##### Input material

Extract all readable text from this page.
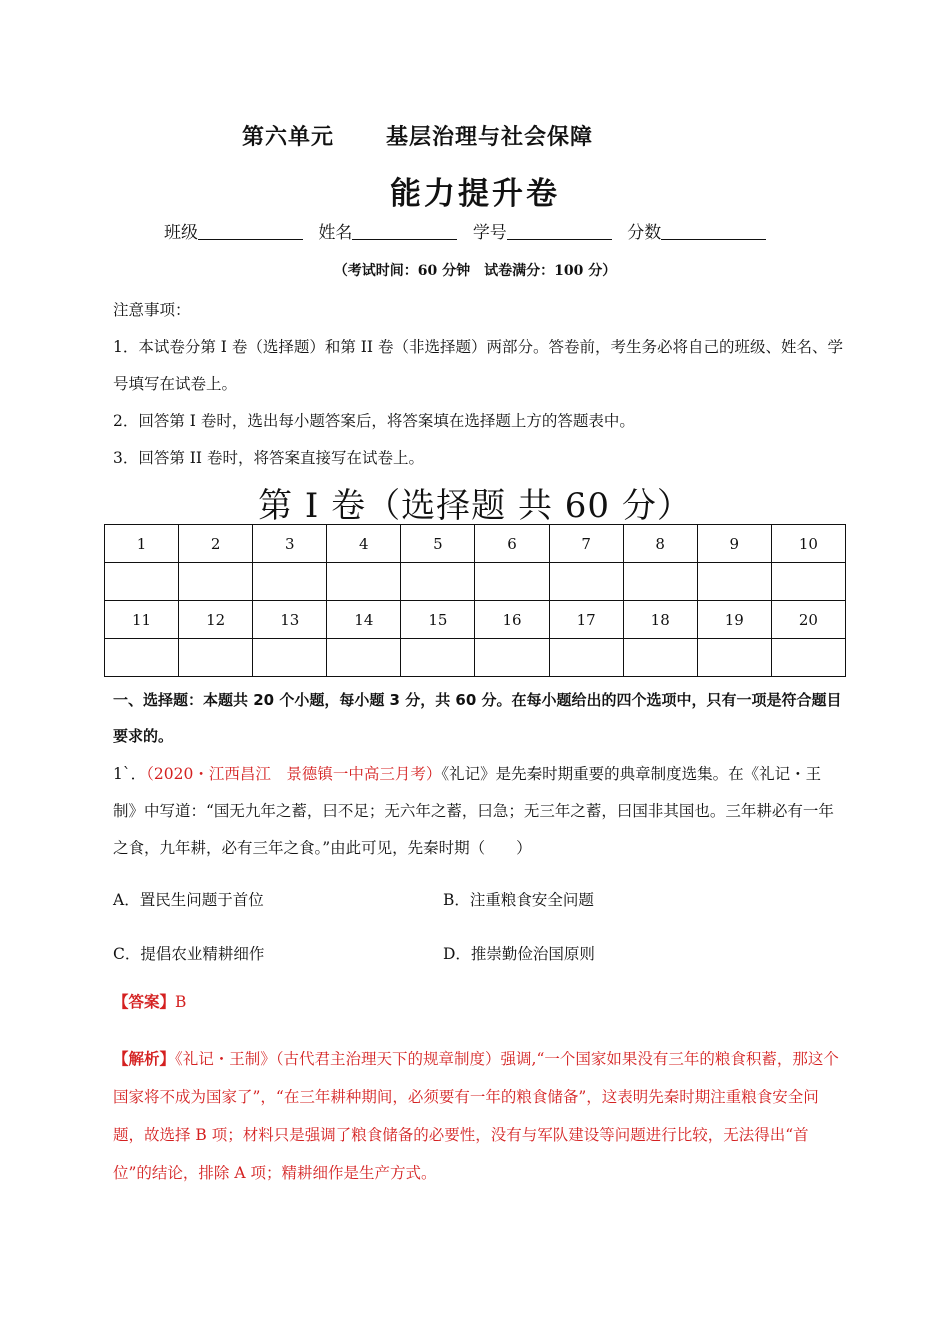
第六单元 基层治理与社会保障
能力提升卷
班级	姓名	学号	分数
（考试时间：60 分钟　试卷满分：100 分）

注意事项：

1．本试卷分第 I 卷（选择题）和第 II 卷（非选择题）两部分。答卷前，考生务必将自己的班级、姓名、学号填写在试卷上。

2．回答第 I 卷时，选出每小题答案后，将答案填在选择题上方的答题表中。

3．回答第 II 卷时，将答案直接写在试卷上。

第 I 卷（选择题 共 60 分）
1	2	3	4	5	6	7	8	9	10

11	12	13	14	15	16	17	18	19	20

一、选择题：本题共 20 个小题，每小题 3 分，共 60 分。在每小题给出的四个选项中，只有一项是符合题目要求的。
1`．（2020・江西昌江　景德镇一中高三月考）《礼记》是先秦时期重要的典章制度选集。在《礼记・王制》中写道：“国无九年之蓄，曰不足；无六年之蓄，曰急；无三年之蓄，曰国非其国也。三年耕必有一年之食，九年耕，必有三年之食。”由此可见，先秦时期（　　）
A．置民生问题于首位	B．注重粮食安全问题
C．提倡农业精耕细作	D．推崇勤俭治国原则
【答案】B
【解析】《礼记・王制》（古代君主治理天下的规章制度）强调,“一个国家如果没有三年的粮食积蓄，那这个国家将不成为国家了”，“在三年耕种期间，必须要有一年的粮食储备”，这表明先秦时期注重粮食安全问题，故选择 B 项；材料只是强调了粮食储备的必要性，没有与军队建设等问题进行比较，无法得出“首位”的结论，排除 A 项；精耕细作是生产方式。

##########

Request
Write out the whole listing exactly, and drop the pictures.

Answer to this problem
Extract all readable text from this page.
第六单元 基层治理与社会保障
能力提升卷
班级	姓名	学号	分数
（考试时间：60 分钟　试卷满分：100 分）

注意事项：

1．本试卷分第 I 卷（选择题）和第 II 卷（非选择题）两部分。答卷前，考生务必将自己的班级、姓名、学号填写在试卷上。

2．回答第 I 卷时，选出每小题答案后，将答案填在选择题上方的答题表中。

3．回答第 II 卷时，将答案直接写在试卷上。

第 I 卷（选择题 共 60 分）
1	2	3	4	5	6	7	8	9	10

11	12	13	14	15	16	17	18	19	20

一、选择题：本题共 20 个小题，每小题 3 分，共 60 分。在每小题给出的四个选项中，只有一项是符合题目要求的。
1`．（2020・江西昌江　景德镇一中高三月考）《礼记》是先秦时期重要的典章制度选集。在《礼记・王制》中写道：“国无九年之蓄，曰不足；无六年之蓄，曰急；无三年之蓄，曰国非其国也。三年耕必有一年之食，九年耕，必有三年之食。”由此可见，先秦时期（　　）
A．置民生问题于首位	B．注重粮食安全问题
C．提倡农业精耕细作	D．推崇勤俭治国原则
【答案】B
【解析】《礼记・王制》（古代君主治理天下的规章制度）强调,“一个国家如果没有三年的粮食积蓄，那这个国家将不成为国家了”，“在三年耕种期间，必须要有一年的粮食储备”，这表明先秦时期注重粮食安全问题，故选择 B 项；材料只是强调了粮食储备的必要性，没有与军队建设等问题进行比较，无法得出“首位”的结论，排除 A 项；精耕细作是生产方式。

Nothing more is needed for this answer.